═══ EXERCISE INPUT ═══

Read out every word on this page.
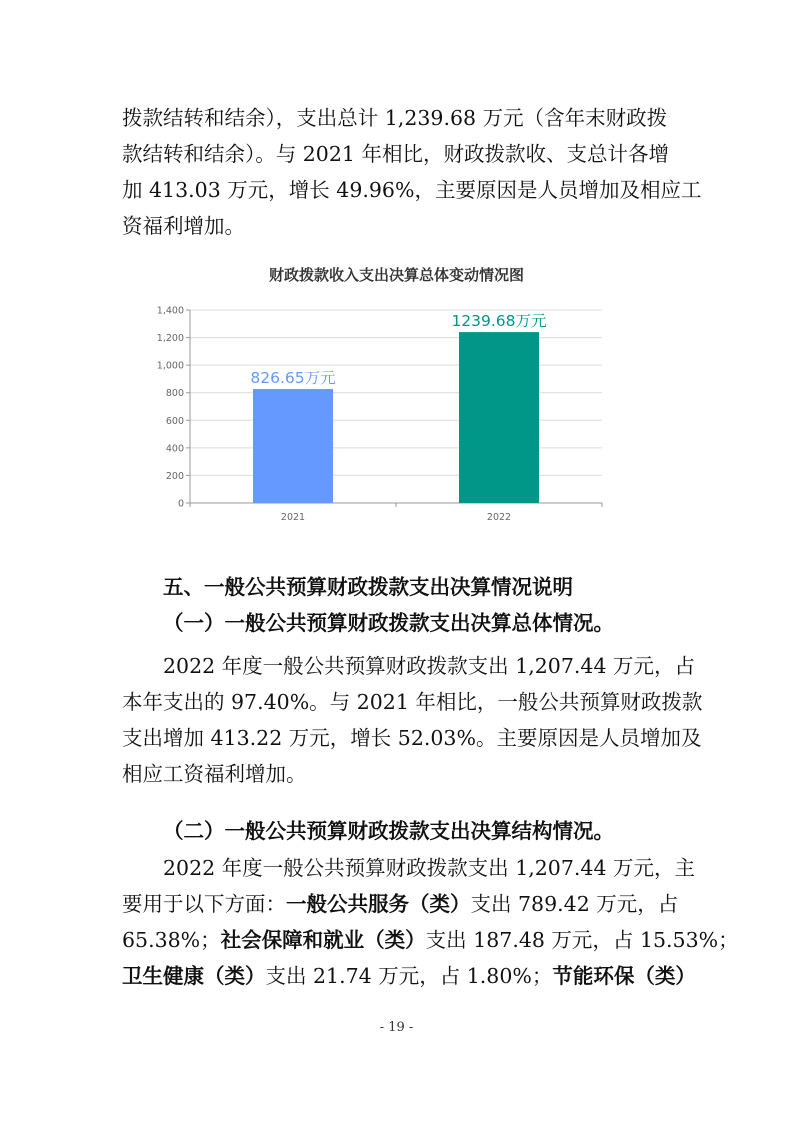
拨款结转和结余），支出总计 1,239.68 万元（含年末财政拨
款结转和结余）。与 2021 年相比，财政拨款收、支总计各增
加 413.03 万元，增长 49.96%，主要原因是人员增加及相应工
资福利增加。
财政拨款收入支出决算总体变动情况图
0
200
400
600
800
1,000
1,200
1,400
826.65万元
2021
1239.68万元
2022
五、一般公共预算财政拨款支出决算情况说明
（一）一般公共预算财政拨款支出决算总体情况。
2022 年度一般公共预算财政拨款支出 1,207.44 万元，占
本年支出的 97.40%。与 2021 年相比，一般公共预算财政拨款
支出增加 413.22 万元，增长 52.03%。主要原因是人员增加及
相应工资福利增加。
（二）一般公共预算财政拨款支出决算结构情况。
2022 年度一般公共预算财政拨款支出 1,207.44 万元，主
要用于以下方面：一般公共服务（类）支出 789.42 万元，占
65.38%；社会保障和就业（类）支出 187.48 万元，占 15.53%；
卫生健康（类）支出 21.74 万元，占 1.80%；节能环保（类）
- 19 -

═══
═══ EXERCISE INPUT ═══

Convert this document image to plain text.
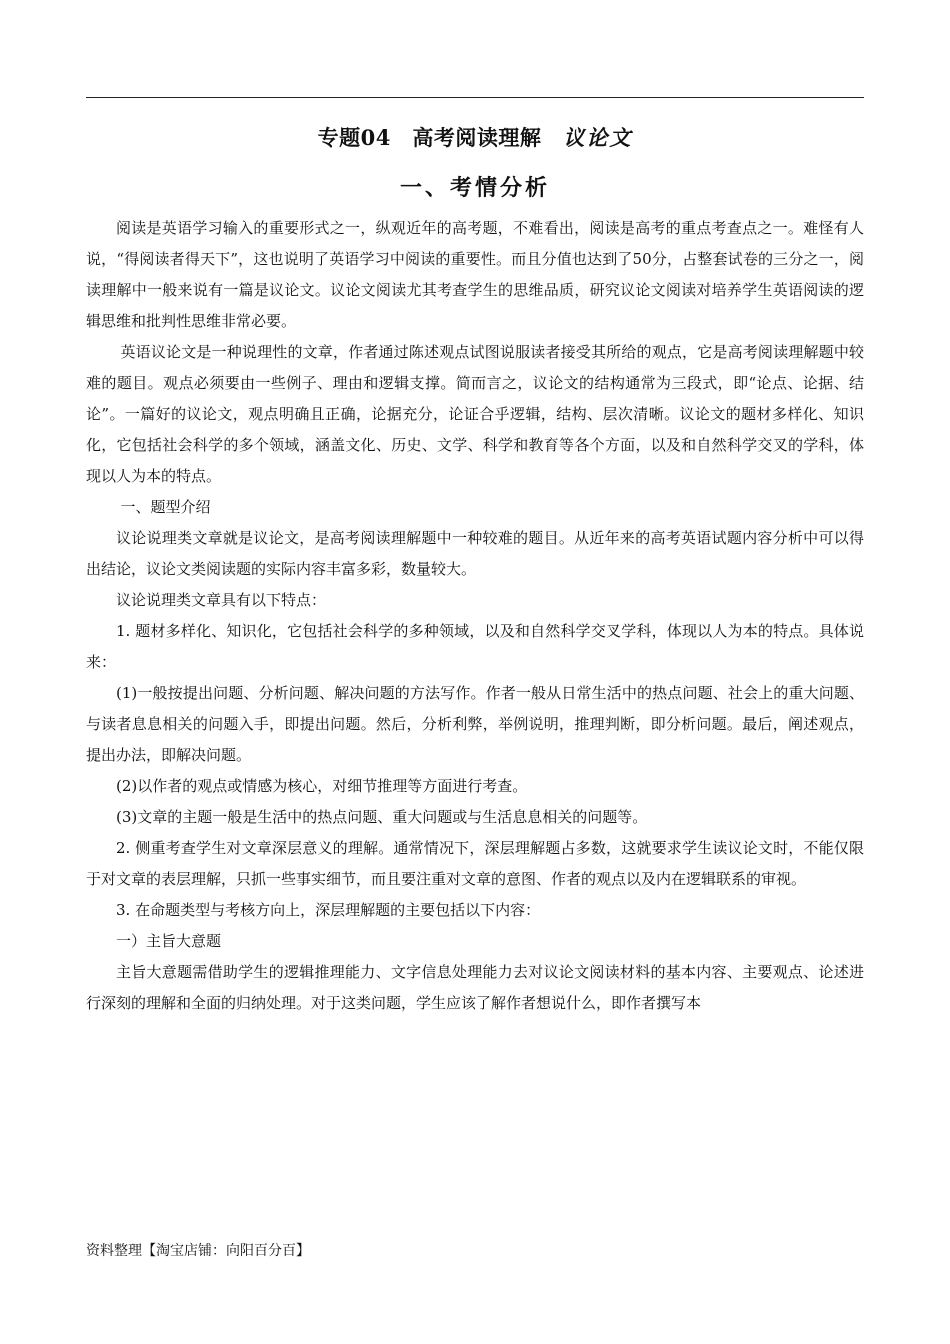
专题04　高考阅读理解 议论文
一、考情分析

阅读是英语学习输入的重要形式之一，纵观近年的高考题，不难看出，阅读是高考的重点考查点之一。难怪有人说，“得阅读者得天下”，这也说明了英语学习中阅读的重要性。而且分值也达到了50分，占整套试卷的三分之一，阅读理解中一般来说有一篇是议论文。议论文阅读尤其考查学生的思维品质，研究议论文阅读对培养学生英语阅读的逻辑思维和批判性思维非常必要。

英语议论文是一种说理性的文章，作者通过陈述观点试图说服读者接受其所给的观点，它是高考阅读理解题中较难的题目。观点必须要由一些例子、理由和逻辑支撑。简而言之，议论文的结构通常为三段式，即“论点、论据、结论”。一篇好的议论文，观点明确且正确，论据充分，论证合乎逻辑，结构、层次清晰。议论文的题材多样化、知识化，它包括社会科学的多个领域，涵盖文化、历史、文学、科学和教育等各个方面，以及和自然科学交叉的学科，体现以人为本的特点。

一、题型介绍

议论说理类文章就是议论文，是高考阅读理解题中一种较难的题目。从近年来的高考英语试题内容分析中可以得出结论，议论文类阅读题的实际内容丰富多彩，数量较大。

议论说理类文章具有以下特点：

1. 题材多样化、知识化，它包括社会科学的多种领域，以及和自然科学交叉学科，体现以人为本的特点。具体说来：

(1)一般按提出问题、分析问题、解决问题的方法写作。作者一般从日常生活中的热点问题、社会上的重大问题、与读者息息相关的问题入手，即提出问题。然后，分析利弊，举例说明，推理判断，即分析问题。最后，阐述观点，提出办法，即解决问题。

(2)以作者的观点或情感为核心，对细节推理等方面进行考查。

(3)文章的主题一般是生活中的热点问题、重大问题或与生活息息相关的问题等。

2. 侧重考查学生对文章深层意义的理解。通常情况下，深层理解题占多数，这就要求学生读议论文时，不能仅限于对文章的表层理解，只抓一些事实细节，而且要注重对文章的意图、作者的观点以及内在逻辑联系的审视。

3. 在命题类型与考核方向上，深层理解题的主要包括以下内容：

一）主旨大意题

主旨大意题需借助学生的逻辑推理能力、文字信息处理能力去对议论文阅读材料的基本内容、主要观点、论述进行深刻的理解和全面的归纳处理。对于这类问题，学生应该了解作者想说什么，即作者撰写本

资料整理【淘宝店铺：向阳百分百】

═══
═══ EXERCISE INPUT ═══

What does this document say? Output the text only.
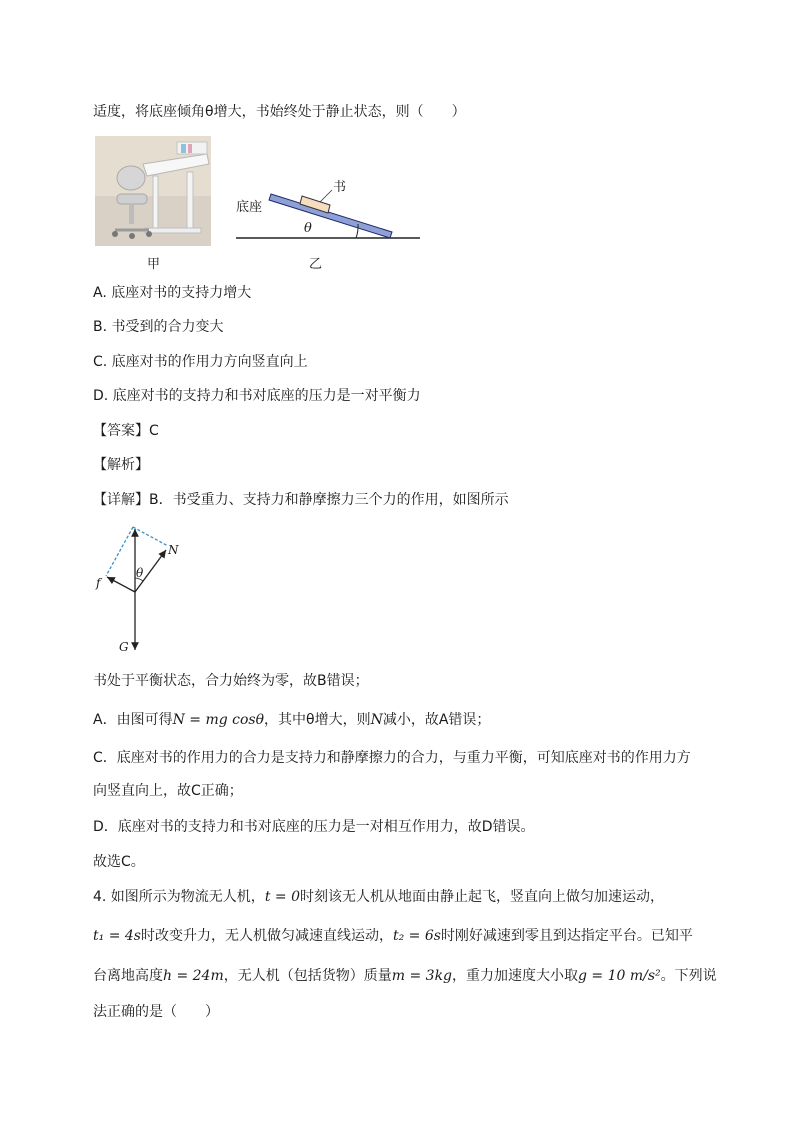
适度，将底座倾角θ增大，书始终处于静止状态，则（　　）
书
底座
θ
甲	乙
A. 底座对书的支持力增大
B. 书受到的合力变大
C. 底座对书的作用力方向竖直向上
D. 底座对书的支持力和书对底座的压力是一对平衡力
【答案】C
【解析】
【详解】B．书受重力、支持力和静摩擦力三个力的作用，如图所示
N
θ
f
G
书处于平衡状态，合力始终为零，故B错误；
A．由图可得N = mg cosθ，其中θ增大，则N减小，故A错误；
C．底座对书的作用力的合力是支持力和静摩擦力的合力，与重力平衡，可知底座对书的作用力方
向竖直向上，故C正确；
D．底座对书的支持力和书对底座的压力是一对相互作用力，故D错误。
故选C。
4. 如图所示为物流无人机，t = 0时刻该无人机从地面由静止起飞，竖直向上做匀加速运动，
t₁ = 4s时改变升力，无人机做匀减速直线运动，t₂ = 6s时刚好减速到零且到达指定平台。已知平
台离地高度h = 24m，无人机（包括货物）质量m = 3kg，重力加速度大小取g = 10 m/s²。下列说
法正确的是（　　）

═══

▶ _OBJECTIVE_
Extract every line from the records above that contains the word "体现以人为本的特点".

▶ _FINAL ANSWER_
英语议论文是一种说理性的文章，作者通过陈述观点试图说服读者接受其所给的观点，它是高考阅读理解题中较难的题目。观点必须要由一些例子、理由和逻辑支撑。简而言之，议论文的结构通常为三段式，即“论点、论据、结论”。一篇好的议论文，观点明确且正确，论据充分，论证合乎逻辑，结构、层次清晰。议论文的题材多样化、知识化，它包括社会科学的多个领域，涵盖文化、历史、文学、科学和教育等各个方面，以及和自然科学交叉的学科，体现以人为本的特点。
1. 题材多样化、知识化，它包括社会科学的多种领域，以及和自然科学交叉学科，体现以人为本的特点。具体说来：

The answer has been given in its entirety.